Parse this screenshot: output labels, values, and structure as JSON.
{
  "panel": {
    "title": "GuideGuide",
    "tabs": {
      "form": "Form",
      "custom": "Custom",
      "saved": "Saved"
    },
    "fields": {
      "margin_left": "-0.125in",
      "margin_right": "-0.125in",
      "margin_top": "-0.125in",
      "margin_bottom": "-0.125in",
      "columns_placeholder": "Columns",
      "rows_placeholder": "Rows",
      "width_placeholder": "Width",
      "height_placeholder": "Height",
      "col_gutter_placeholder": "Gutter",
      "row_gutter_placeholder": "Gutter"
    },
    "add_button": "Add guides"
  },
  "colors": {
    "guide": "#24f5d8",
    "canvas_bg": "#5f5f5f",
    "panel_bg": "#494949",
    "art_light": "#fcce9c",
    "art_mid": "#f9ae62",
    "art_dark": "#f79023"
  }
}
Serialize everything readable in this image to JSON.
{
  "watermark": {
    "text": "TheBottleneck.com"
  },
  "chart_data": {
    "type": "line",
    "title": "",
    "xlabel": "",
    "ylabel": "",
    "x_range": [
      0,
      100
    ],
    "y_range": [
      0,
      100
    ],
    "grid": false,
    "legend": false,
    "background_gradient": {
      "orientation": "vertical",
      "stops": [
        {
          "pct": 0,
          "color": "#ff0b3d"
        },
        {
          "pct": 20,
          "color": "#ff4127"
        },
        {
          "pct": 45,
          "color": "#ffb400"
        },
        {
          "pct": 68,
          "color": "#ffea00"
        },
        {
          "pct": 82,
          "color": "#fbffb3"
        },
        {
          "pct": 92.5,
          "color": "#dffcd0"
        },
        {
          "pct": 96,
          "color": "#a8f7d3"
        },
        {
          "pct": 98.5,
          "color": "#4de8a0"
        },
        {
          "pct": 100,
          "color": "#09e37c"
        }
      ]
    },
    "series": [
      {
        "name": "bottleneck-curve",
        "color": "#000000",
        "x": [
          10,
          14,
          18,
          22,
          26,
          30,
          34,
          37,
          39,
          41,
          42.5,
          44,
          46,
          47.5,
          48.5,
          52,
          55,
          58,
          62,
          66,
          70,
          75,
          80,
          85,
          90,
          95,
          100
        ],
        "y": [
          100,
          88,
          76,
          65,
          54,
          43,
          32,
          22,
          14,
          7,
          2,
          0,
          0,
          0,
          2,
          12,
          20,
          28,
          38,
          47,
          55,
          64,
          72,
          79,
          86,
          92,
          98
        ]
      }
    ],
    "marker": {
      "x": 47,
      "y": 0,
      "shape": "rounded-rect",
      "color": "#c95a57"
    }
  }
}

What this task involves - Filter for "Gutter". Return all lines that hold it.

Task solution -
      "col_gutter_placeholder": "Gutter",
      "row_gutter_placeholder": "Gutter"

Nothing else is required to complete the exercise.